→ **Set exercise**
Restate the data word for word and leave the images out.

→ **Provided material**
........

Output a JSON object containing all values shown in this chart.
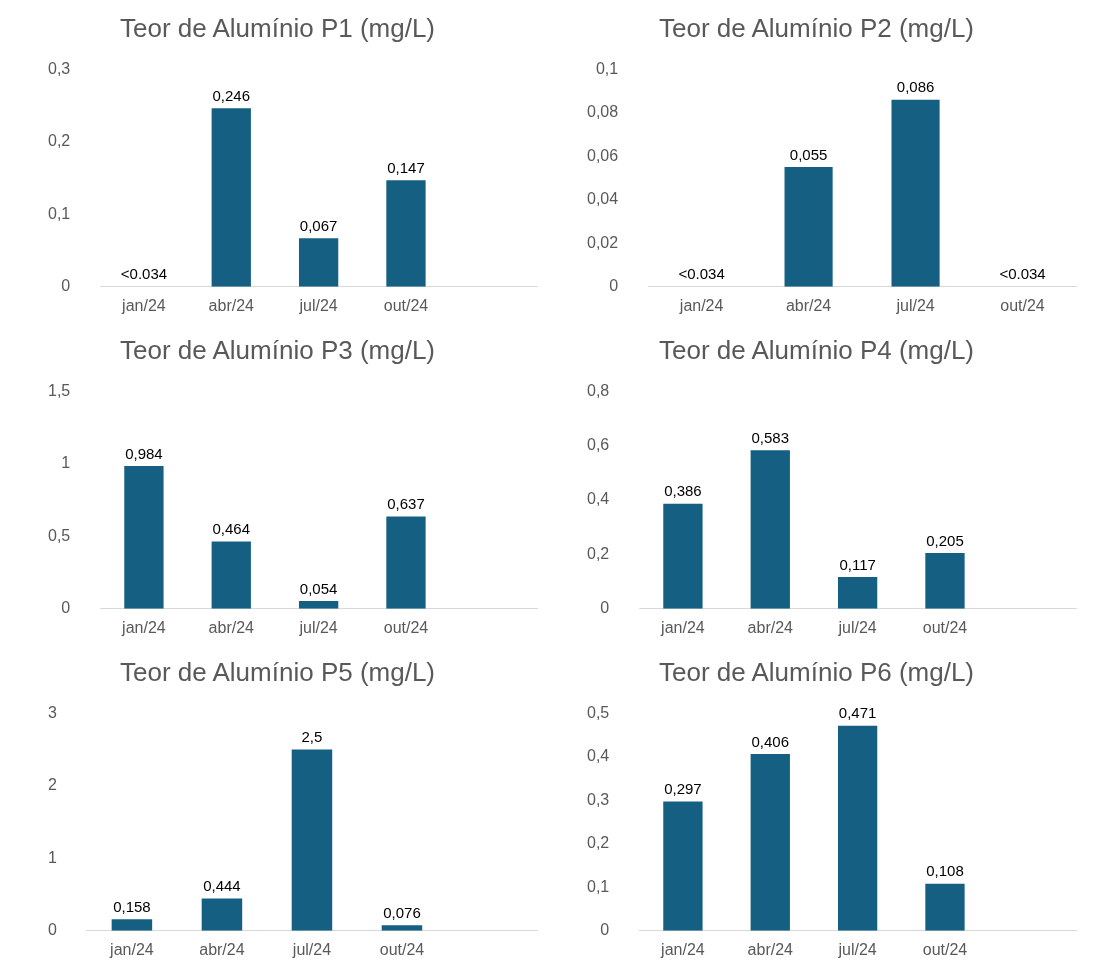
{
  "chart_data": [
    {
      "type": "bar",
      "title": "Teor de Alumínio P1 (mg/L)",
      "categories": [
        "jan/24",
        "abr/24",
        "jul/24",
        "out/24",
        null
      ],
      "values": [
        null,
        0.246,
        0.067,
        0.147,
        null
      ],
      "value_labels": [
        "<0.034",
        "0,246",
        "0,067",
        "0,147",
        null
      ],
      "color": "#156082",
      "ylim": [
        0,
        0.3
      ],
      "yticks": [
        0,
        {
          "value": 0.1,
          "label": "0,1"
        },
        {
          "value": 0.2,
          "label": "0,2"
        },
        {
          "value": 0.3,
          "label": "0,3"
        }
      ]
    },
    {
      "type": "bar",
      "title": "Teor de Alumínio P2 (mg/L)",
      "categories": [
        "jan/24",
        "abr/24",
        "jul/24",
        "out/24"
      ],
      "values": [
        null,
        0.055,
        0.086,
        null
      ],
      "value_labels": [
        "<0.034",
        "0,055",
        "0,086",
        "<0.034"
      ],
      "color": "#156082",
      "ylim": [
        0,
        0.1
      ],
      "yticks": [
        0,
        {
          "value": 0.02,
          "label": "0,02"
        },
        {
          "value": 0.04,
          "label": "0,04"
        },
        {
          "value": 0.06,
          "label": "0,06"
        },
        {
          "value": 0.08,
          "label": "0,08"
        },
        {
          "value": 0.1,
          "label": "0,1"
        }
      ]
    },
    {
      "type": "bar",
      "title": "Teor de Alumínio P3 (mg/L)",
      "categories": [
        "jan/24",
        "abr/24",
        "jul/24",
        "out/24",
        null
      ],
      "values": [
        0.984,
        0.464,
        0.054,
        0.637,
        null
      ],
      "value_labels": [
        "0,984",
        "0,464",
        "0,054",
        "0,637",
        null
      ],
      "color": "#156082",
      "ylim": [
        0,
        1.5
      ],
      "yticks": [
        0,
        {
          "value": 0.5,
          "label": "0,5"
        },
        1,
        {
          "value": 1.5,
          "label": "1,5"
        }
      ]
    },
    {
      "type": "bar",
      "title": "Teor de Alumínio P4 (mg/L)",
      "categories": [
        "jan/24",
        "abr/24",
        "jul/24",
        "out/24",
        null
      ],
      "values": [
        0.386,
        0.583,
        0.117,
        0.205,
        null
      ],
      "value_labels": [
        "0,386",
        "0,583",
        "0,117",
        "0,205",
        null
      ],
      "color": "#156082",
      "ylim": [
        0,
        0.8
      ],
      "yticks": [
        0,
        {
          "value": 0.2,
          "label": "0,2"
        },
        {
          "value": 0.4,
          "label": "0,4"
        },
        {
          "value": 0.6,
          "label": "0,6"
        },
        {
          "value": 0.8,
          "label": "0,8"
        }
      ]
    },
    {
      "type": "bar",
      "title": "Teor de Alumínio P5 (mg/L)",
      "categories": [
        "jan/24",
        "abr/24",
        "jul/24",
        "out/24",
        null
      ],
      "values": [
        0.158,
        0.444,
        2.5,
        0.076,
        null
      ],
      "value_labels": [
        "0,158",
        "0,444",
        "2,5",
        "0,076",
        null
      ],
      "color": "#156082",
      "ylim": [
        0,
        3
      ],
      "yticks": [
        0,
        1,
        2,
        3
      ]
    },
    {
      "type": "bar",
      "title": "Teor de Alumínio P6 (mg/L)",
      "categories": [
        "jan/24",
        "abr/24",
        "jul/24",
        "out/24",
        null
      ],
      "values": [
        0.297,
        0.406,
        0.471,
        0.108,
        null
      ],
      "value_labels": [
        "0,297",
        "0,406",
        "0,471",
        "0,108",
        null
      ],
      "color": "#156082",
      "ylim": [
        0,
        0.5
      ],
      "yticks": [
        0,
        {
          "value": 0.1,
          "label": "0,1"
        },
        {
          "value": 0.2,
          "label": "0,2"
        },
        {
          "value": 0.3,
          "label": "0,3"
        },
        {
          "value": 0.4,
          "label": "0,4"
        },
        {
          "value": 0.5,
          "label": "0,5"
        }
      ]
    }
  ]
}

........

→ **Response to this exercise**
Output a JSON object containing all values shown in this chart.
{
  "chart_data": [
    {
      "type": "bar",
      "title": "Teor de Alumínio P1 (mg/L)",
      "categories": [
        "jan/24",
        "abr/24",
        "jul/24",
        "out/24",
        null
      ],
      "values": [
        null,
        0.246,
        0.067,
        0.147,
        null
      ],
      "value_labels": [
        "<0.034",
        "0,246",
        "0,067",
        "0,147",
        null
      ],
      "color": "#156082",
      "ylim": [
        0,
        0.3
      ],
      "yticks": [
        0,
        {
          "value": 0.1,
          "label": "0,1"
        },
        {
          "value": 0.2,
          "label": "0,2"
        },
        {
          "value": 0.3,
          "label": "0,3"
        }
      ]
    },
    {
      "type": "bar",
      "title": "Teor de Alumínio P2 (mg/L)",
      "categories": [
        "jan/24",
        "abr/24",
        "jul/24",
        "out/24"
      ],
      "values": [
        null,
        0.055,
        0.086,
        null
      ],
      "value_labels": [
        "<0.034",
        "0,055",
        "0,086",
        "<0.034"
      ],
      "color": "#156082",
      "ylim": [
        0,
        0.1
      ],
      "yticks": [
        0,
        {
          "value": 0.02,
          "label": "0,02"
        },
        {
          "value": 0.04,
          "label": "0,04"
        },
        {
          "value": 0.06,
          "label": "0,06"
        },
        {
          "value": 0.08,
          "label": "0,08"
        },
        {
          "value": 0.1,
          "label": "0,1"
        }
      ]
    },
    {
      "type": "bar",
      "title": "Teor de Alumínio P3 (mg/L)",
      "categories": [
        "jan/24",
        "abr/24",
        "jul/24",
        "out/24",
        null
      ],
      "values": [
        0.984,
        0.464,
        0.054,
        0.637,
        null
      ],
      "value_labels": [
        "0,984",
        "0,464",
        "0,054",
        "0,637",
        null
      ],
      "color": "#156082",
      "ylim": [
        0,
        1.5
      ],
      "yticks": [
        0,
        {
          "value": 0.5,
          "label": "0,5"
        },
        1,
        {
          "value": 1.5,
          "label": "1,5"
        }
      ]
    },
    {
      "type": "bar",
      "title": "Teor de Alumínio P4 (mg/L)",
      "categories": [
        "jan/24",
        "abr/24",
        "jul/24",
        "out/24",
        null
      ],
      "values": [
        0.386,
        0.583,
        0.117,
        0.205,
        null
      ],
      "value_labels": [
        "0,386",
        "0,583",
        "0,117",
        "0,205",
        null
      ],
      "color": "#156082",
      "ylim": [
        0,
        0.8
      ],
      "yticks": [
        0,
        {
          "value": 0.2,
          "label": "0,2"
        },
        {
          "value": 0.4,
          "label": "0,4"
        },
        {
          "value": 0.6,
          "label": "0,6"
        },
        {
          "value": 0.8,
          "label": "0,8"
        }
      ]
    },
    {
      "type": "bar",
      "title": "Teor de Alumínio P5 (mg/L)",
      "categories": [
        "jan/24",
        "abr/24",
        "jul/24",
        "out/24",
        null
      ],
      "values": [
        0.158,
        0.444,
        2.5,
        0.076,
        null
      ],
      "value_labels": [
        "0,158",
        "0,444",
        "2,5",
        "0,076",
        null
      ],
      "color": "#156082",
      "ylim": [
        0,
        3
      ],
      "yticks": [
        0,
        1,
        2,
        3
      ]
    },
    {
      "type": "bar",
      "title": "Teor de Alumínio P6 (mg/L)",
      "categories": [
        "jan/24",
        "abr/24",
        "jul/24",
        "out/24",
        null
      ],
      "values": [
        0.297,
        0.406,
        0.471,
        0.108,
        null
      ],
      "value_labels": [
        "0,297",
        "0,406",
        "0,471",
        "0,108",
        null
      ],
      "color": "#156082",
      "ylim": [
        0,
        0.5
      ],
      "yticks": [
        0,
        {
          "value": 0.1,
          "label": "0,1"
        },
        {
          "value": 0.2,
          "label": "0,2"
        },
        {
          "value": 0.3,
          "label": "0,3"
        },
        {
          "value": 0.4,
          "label": "0,4"
        },
        {
          "value": 0.5,
          "label": "0,5"
        }
      ]
    }
  ]
}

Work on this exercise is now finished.